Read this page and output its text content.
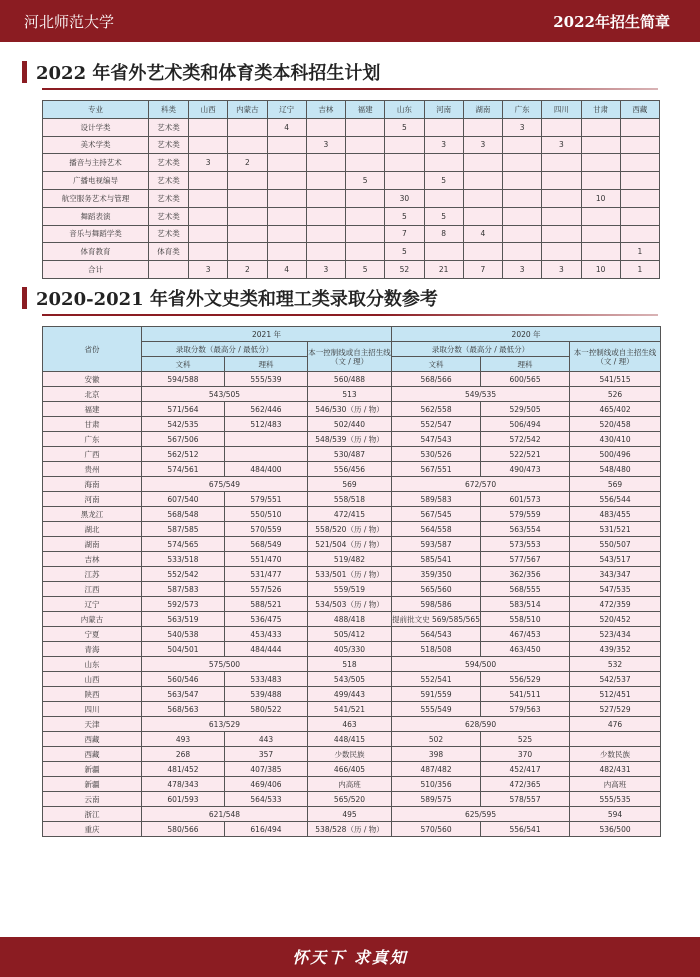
河北师范大学	2022年招生简章
2022 年省外艺术类和体育类本科招生计划
专业	科类	山西	内蒙古	辽宁	吉林	福建	山东	河南	湖南	广东	四川	甘肃	西藏
设计学类	艺术类			4			5			3			
美术学类	艺术类				3			3	3		3		
播音与主持艺术	艺术类	3	2										
广播电视编导	艺术类					5		5					
航空服务艺术与管理	艺术类						30					10	
舞蹈表演	艺术类						5	5					
音乐与舞蹈学类	艺术类						7	8	4				
体育教育	体育类						5						1
合计		3	2	4	3	5	52	21	7	3	3	10	1
2020-2021 年省外文史类和理工类录取分数参考
省份	2021 年			2020 年		
	录取分数（最高分 / 最低分）		本一控制线或自主招生线（文 / 理）	录取分数（最高分 / 最低分）		本一控制线或自主招生线（文 / 理）
	文科	理科		文科	理科	
安徽	594/588	555/539	560/488	568/566	600/565	541/515
北京	543/505		513	549/535		526
福建	571/564	562/446	546/530（历 / 物）	562/558	529/505	465/402
甘肃	542/535	512/483	502/440	552/547	506/494	520/458
广东	567/506		548/539（历 / 物）	547/543	572/542	430/410
广西	562/512		530/487	530/526	522/521	500/496
贵州	574/561	484/400	556/456	567/551	490/473	548/480
海南	675/549		569	672/570		569
河南	607/540	579/551	558/518	589/583	601/573	556/544
黑龙江	568/548	550/510	472/415	567/545	579/559	483/455
湖北	587/585	570/559	558/520（历 / 物）	564/558	563/554	531/521
湖南	574/565	568/549	521/504（历 / 物）	593/587	573/553	550/507
吉林	533/518	551/470	519/482	585/541	577/567	543/517
江苏	552/542	531/477	533/501（历 / 物）	359/350	362/356	343/347
江西	587/583	557/526	559/519	565/560	568/555	547/535
辽宁	592/573	588/521	534/503（历 / 物）	598/586	583/514	472/359
内蒙古	563/519	536/475	488/418	提前批文史 569/585/565	558/510	520/452
宁夏	540/538	453/433	505/412	564/543	467/453	523/434
青海	504/501	484/444	405/330	518/508	463/450	439/352
山东	575/500		518	594/500		532
山西	560/546	533/483	543/505	552/541	556/529	542/537
陕西	563/547	539/488	499/443	591/559	541/511	512/451
四川	568/563	580/522	541/521	555/549	579/563	527/529
天津	613/529		463	628/590		476
西藏	493	443	448/415	502	525	
西藏	268	357	少数民族	398	370	少数民族
新疆	481/452	407/385	466/405	487/482	452/417	482/431
新疆	478/343	469/406	内高班	510/356	472/365	内高班
云南	601/593	564/533	565/520	589/575	578/557	555/535
浙江	621/548		495	625/595		594
重庆	580/566	616/494	538/528（历 / 物）	570/560	556/541	536/500
怀天下 求真知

########

> Requirement
Make an exact copy of the records shown above, without the pictures.

> Response below
Read this page and output its text content.
河北师范大学	2022年招生简章
2022 年省外艺术类和体育类本科招生计划
专业	科类	山西	内蒙古	辽宁	吉林	福建	山东	河南	湖南	广东	四川	甘肃	西藏
设计学类	艺术类			4			5			3			
美术学类	艺术类				3			3	3		3		
播音与主持艺术	艺术类	3	2										
广播电视编导	艺术类					5		5					
航空服务艺术与管理	艺术类						30					10	
舞蹈表演	艺术类						5	5					
音乐与舞蹈学类	艺术类						7	8	4				
体育教育	体育类						5						1
合计		3	2	4	3	5	52	21	7	3	3	10	1
2020-2021 年省外文史类和理工类录取分数参考
省份	2021 年			2020 年		
	录取分数（最高分 / 最低分）		本一控制线或自主招生线（文 / 理）	录取分数（最高分 / 最低分）		本一控制线或自主招生线（文 / 理）
	文科	理科		文科	理科	
安徽	594/588	555/539	560/488	568/566	600/565	541/515
北京	543/505		513	549/535		526
福建	571/564	562/446	546/530（历 / 物）	562/558	529/505	465/402
甘肃	542/535	512/483	502/440	552/547	506/494	520/458
广东	567/506		548/539（历 / 物）	547/543	572/542	430/410
广西	562/512		530/487	530/526	522/521	500/496
贵州	574/561	484/400	556/456	567/551	490/473	548/480
海南	675/549		569	672/570		569
河南	607/540	579/551	558/518	589/583	601/573	556/544
黑龙江	568/548	550/510	472/415	567/545	579/559	483/455
湖北	587/585	570/559	558/520（历 / 物）	564/558	563/554	531/521
湖南	574/565	568/549	521/504（历 / 物）	593/587	573/553	550/507
吉林	533/518	551/470	519/482	585/541	577/567	543/517
江苏	552/542	531/477	533/501（历 / 物）	359/350	362/356	343/347
江西	587/583	557/526	559/519	565/560	568/555	547/535
辽宁	592/573	588/521	534/503（历 / 物）	598/586	583/514	472/359
内蒙古	563/519	536/475	488/418	提前批文史 569/585/565	558/510	520/452
宁夏	540/538	453/433	505/412	564/543	467/453	523/434
青海	504/501	484/444	405/330	518/508	463/450	439/352
山东	575/500		518	594/500		532
山西	560/546	533/483	543/505	552/541	556/529	542/537
陕西	563/547	539/488	499/443	591/559	541/511	512/451
四川	568/563	580/522	541/521	555/549	579/563	527/529
天津	613/529		463	628/590		476
西藏	493	443	448/415	502	525	
西藏	268	357	少数民族	398	370	少数民族
新疆	481/452	407/385	466/405	487/482	452/417	482/431
新疆	478/343	469/406	内高班	510/356	472/365	内高班
云南	601/593	564/533	565/520	589/575	578/557	555/535
浙江	621/548		495	625/595		594
重庆	580/566	616/494	538/528（历 / 物）	570/560	556/541	536/500
怀天下 求真知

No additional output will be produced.